== TASK PROMPT ==
Determine how many lines of this material contain "社会责任理论". Give only the number.

□ □ □ □ □ □ □

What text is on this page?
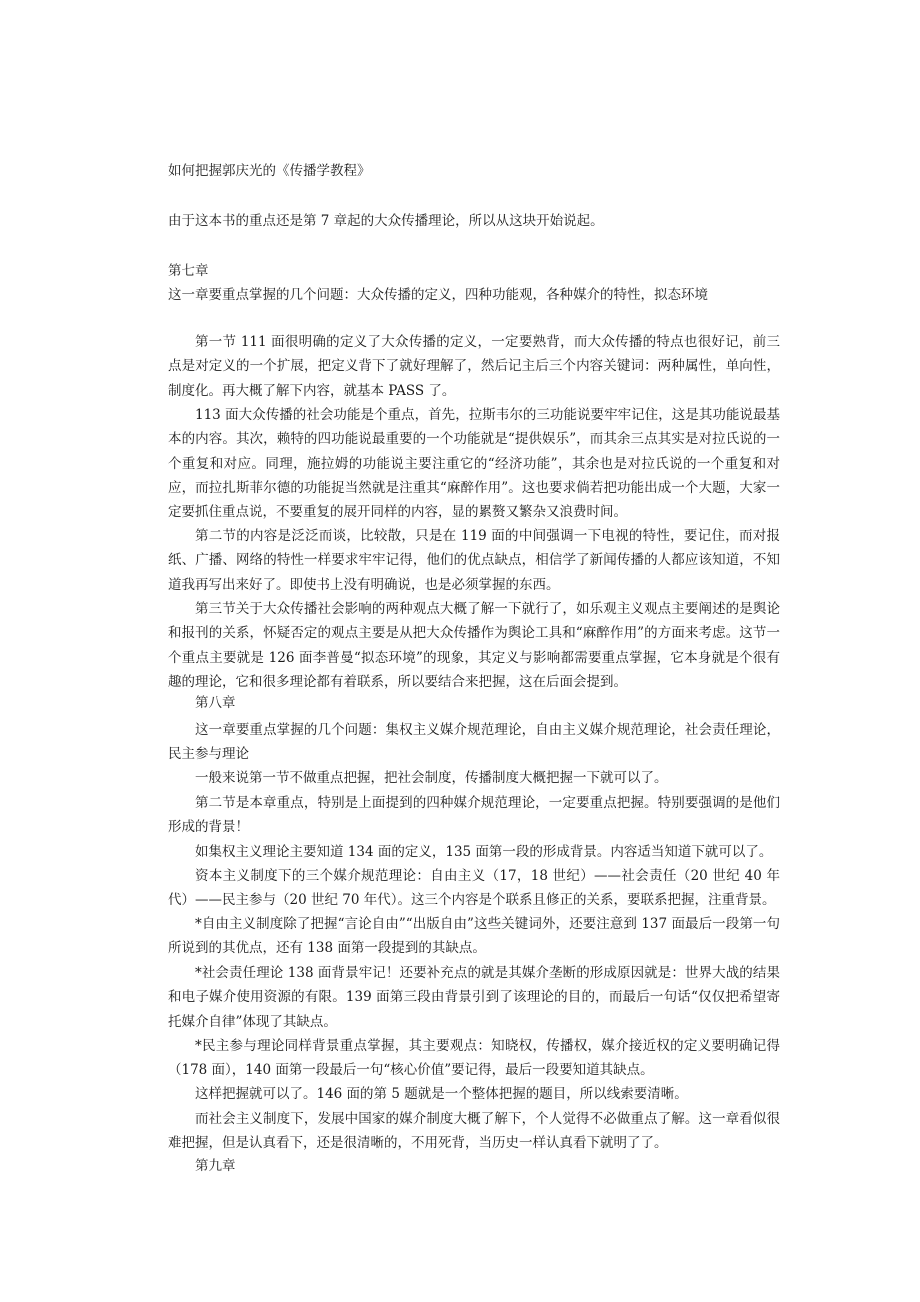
如何把握郭庆光的《传播学教程》
由于这本书的重点还是第 7 章起的大众传播理论，所以从这块开始说起。
第七章
这一章要重点掌握的几个问题：大众传播的定义，四种功能观，各种媒介的特性，拟态环境
第一节 111 面很明确的定义了大众传播的定义，一定要熟背，而大众传播的特点也很好记，前三点是对定义的一个扩展，把定义背下了就好理解了，然后记主后三个内容关键词：两种属性，单向性，制度化。再大概了解下内容，就基本 PASS 了。
113 面大众传播的社会功能是个重点，首先，拉斯韦尔的三功能说要牢牢记住，这是其功能说最基本的内容。其次，赖特的四功能说最重要的一个功能就是“提供娱乐”，而其余三点其实是对拉氏说的一个重复和对应。同理，施拉姆的功能说主要注重它的“经济功能”，其余也是对拉氏说的一个重复和对应，而拉扎斯菲尔德的功能捉当然就是注重其“麻醉作用”。这也要求倘若把功能出成一个大题，大家一定要抓住重点说，不要重复的展开同样的内容，显的累赘又繁杂又浪费时间。
第二节的内容是泛泛而谈，比较散，只是在 119 面的中间强调一下电视的特性，要记住，而对报纸、广播、网络的特性一样要求牢牢记得，他们的优点缺点，相信学了新闻传播的人都应该知道，不知道我再写出来好了。即使书上没有明确说，也是必须掌握的东西。
第三节关于大众传播社会影响的两种观点大概了解一下就行了，如乐观主义观点主要阐述的是舆论和报刊的关系，怀疑否定的观点主要是从把大众传播作为舆论工具和“麻醉作用”的方面来考虑。这节一个重点主要就是 126 面李普曼“拟态环境”的现象，其定义与影响都需要重点掌握，它本身就是个很有趣的理论，它和很多理论都有着联系，所以要结合来把握，这在后面会提到。
第八章
这一章要重点掌握的几个问题：集权主义媒介规范理论，自由主义媒介规范理论，社会责任理论，民主参与理论
一般来说第一节不做重点把握，把社会制度，传播制度大概把握一下就可以了。
第二节是本章重点，特别是上面提到的四种媒介规范理论，一定要重点把握。特别要强调的是他们形成的背景！
如集权主义理论主要知道 134 面的定义，135 面第一段的形成背景。内容适当知道下就可以了。
资本主义制度下的三个媒介规范理论：自由主义（17，18 世纪）——社会责任（20 世纪 40 年代）——民主参与（20 世纪 70 年代）。这三个内容是个联系且修正的关系，要联系把握，注重背景。
*自由主义制度除了把握“言论自由”“出版自由”这些关键词外，还要注意到 137 面最后一段第一句所说到的其优点，还有 138 面第一段提到的其缺点。
*社会责任理论 138 面背景牢记！还要补充点的就是其媒介垄断的形成原因就是：世界大战的结果和电子媒介使用资源的有限。139 面第三段由背景引到了该理论的目的，而最后一句话“仅仅把希望寄托媒介自律”体现了其缺点。
*民主参与理论同样背景重点掌握，其主要观点：知晓权，传播权，媒介接近权的定义要明确记得（178 面），140 面第一段最后一句“核心价值”要记得，最后一段要知道其缺点。
这样把握就可以了。146 面的第 5 题就是一个整体把握的题目，所以线索要清晰。
而社会主义制度下，发展中国家的媒介制度大概了解下，个人觉得不必做重点了解。这一章看似很难把握，但是认真看下，还是很清晰的，不用死背，当历史一样认真看下就明了了。
第九章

□ □ □ □ □ □ □

== RESPONSE ==
2